▸ Data excerpts
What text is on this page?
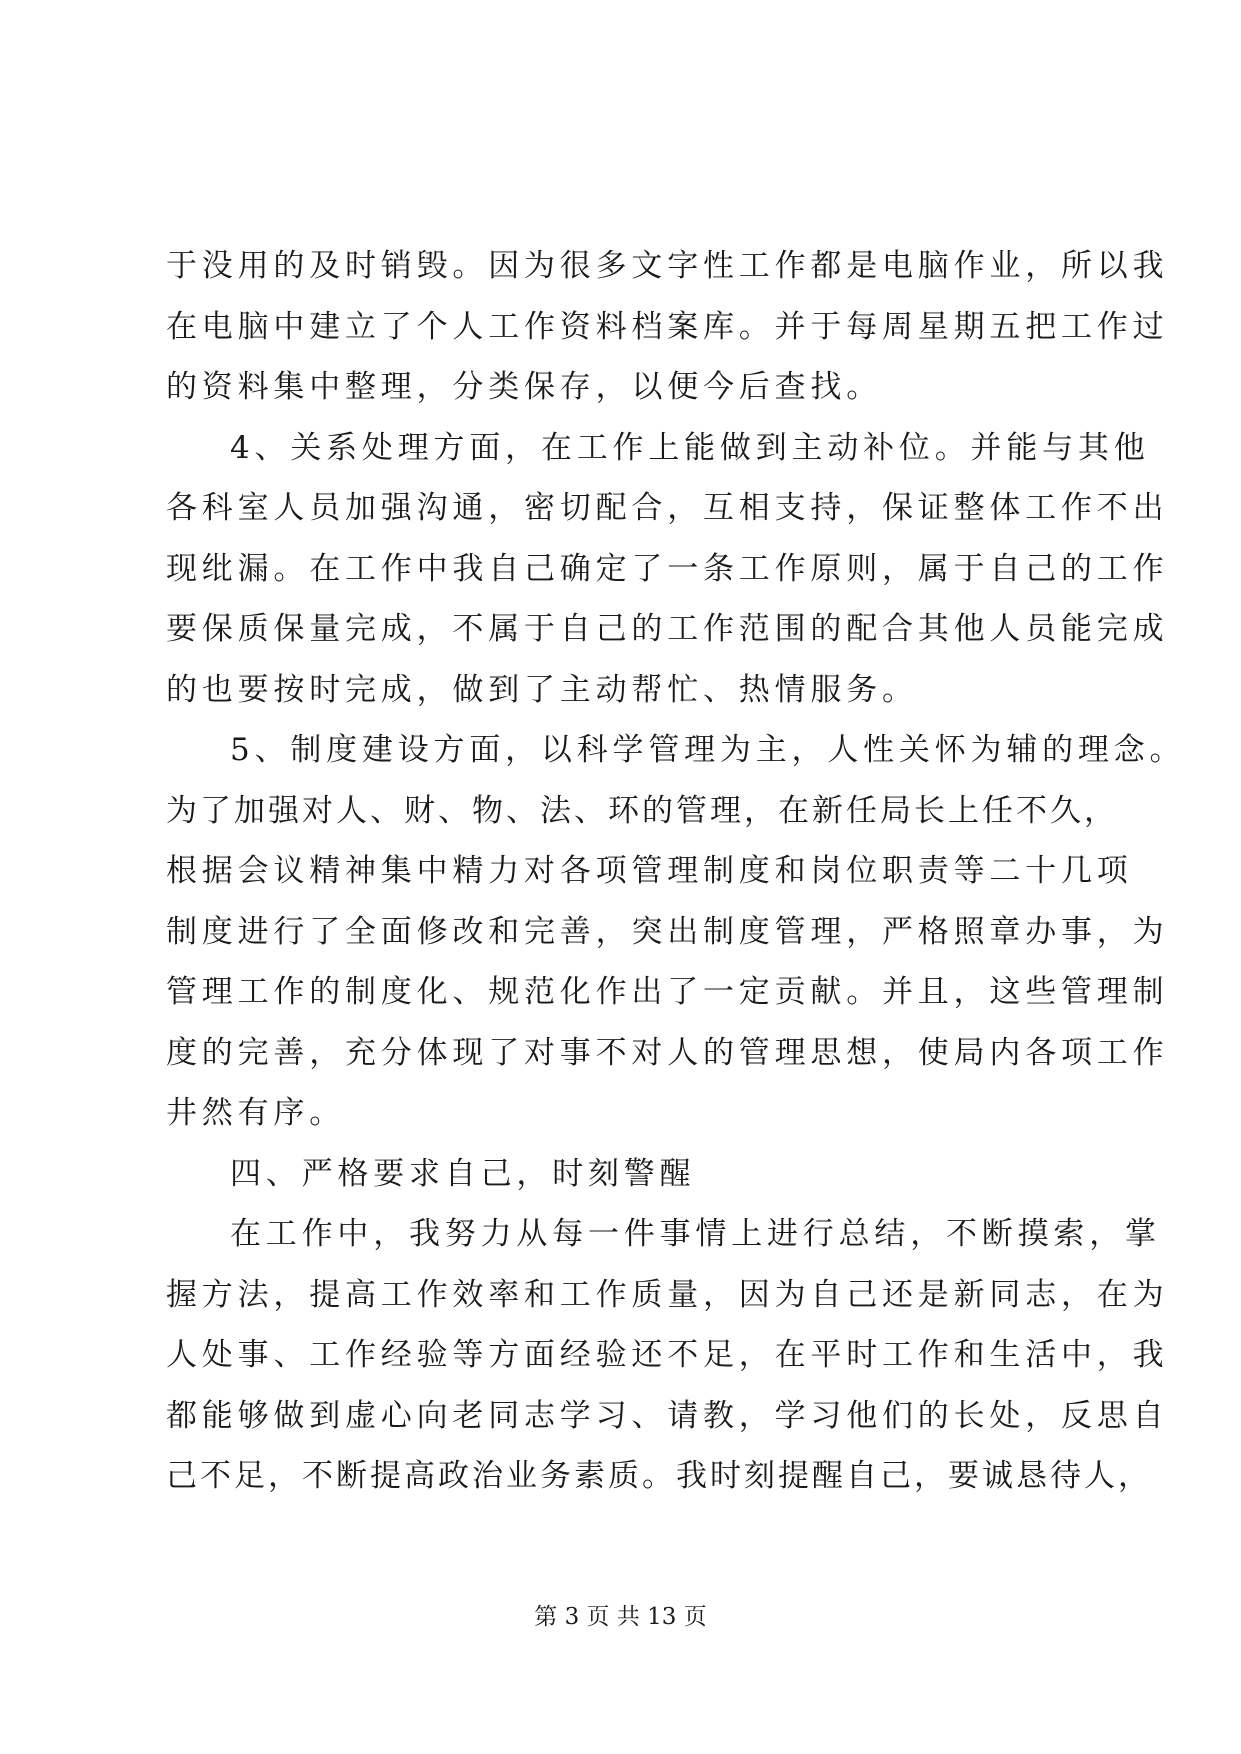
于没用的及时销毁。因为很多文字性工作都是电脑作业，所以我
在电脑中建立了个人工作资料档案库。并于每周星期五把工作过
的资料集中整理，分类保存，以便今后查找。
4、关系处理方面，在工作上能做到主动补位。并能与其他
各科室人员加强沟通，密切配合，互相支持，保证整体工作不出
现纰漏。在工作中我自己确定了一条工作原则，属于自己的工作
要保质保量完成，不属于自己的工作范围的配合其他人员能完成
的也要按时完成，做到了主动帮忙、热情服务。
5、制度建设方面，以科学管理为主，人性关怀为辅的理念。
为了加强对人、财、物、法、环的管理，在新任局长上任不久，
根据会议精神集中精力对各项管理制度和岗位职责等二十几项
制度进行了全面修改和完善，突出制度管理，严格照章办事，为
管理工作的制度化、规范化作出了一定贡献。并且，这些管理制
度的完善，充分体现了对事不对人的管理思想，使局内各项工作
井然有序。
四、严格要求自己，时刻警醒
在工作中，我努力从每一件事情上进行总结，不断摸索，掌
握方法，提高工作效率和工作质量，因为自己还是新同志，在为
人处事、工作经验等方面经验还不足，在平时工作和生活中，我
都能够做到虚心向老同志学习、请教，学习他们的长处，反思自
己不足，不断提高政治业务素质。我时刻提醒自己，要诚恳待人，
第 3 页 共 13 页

▸ TASK DESCRIPTION
Pictures are not part of the copy; output everything else in the records exactly.

▸ RESPONSE
What text is on this page?
于没用的及时销毁。因为很多文字性工作都是电脑作业，所以我
在电脑中建立了个人工作资料档案库。并于每周星期五把工作过
的资料集中整理，分类保存，以便今后查找。
4、关系处理方面，在工作上能做到主动补位。并能与其他
各科室人员加强沟通，密切配合，互相支持，保证整体工作不出
现纰漏。在工作中我自己确定了一条工作原则，属于自己的工作
要保质保量完成，不属于自己的工作范围的配合其他人员能完成
的也要按时完成，做到了主动帮忙、热情服务。
5、制度建设方面，以科学管理为主，人性关怀为辅的理念。
为了加强对人、财、物、法、环的管理，在新任局长上任不久，
根据会议精神集中精力对各项管理制度和岗位职责等二十几项
制度进行了全面修改和完善，突出制度管理，严格照章办事，为
管理工作的制度化、规范化作出了一定贡献。并且，这些管理制
度的完善，充分体现了对事不对人的管理思想，使局内各项工作
井然有序。
四、严格要求自己，时刻警醒
在工作中，我努力从每一件事情上进行总结，不断摸索，掌
握方法，提高工作效率和工作质量，因为自己还是新同志，在为
人处事、工作经验等方面经验还不足，在平时工作和生活中，我
都能够做到虚心向老同志学习、请教，学习他们的长处，反思自
己不足，不断提高政治业务素质。我时刻提醒自己，要诚恳待人，
第 3 页 共 13 页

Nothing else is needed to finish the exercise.